▶ **DATA FOR THIS TASK**:
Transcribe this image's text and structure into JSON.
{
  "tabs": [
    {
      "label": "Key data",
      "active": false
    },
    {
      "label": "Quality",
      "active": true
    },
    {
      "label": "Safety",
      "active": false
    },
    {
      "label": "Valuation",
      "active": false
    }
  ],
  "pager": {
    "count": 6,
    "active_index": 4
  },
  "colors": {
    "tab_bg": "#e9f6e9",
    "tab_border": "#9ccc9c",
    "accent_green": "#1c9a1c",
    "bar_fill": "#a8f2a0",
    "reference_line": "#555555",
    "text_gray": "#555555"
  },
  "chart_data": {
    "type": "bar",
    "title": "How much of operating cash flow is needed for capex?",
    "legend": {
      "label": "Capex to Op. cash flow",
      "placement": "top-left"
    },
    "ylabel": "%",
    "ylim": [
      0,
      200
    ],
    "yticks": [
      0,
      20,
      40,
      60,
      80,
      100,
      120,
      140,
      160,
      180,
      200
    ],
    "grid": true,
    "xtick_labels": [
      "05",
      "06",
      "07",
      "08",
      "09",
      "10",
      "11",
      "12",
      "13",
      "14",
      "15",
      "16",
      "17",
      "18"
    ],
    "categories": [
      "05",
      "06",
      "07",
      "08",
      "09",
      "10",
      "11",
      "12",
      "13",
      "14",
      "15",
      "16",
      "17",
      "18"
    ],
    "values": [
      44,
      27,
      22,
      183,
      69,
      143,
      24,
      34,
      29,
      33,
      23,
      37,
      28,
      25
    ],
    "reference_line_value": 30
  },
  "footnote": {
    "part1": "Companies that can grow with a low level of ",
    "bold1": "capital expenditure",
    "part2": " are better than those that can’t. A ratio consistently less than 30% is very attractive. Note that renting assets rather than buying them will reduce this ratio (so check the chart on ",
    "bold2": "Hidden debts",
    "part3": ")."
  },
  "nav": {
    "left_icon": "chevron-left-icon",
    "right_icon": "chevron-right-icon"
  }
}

▶ **WRITTEN EXERCISE**: From the data, list each line in which the string "that" appears.

▶ **SOLUTION**:
    "part1": "Companies that can grow with a low level of ",
    "part2": " are better than those that can’t. A ratio consistently less than 30% is very attractive. Note that renting assets rather than buying them will reduce this ratio (so check the chart on ",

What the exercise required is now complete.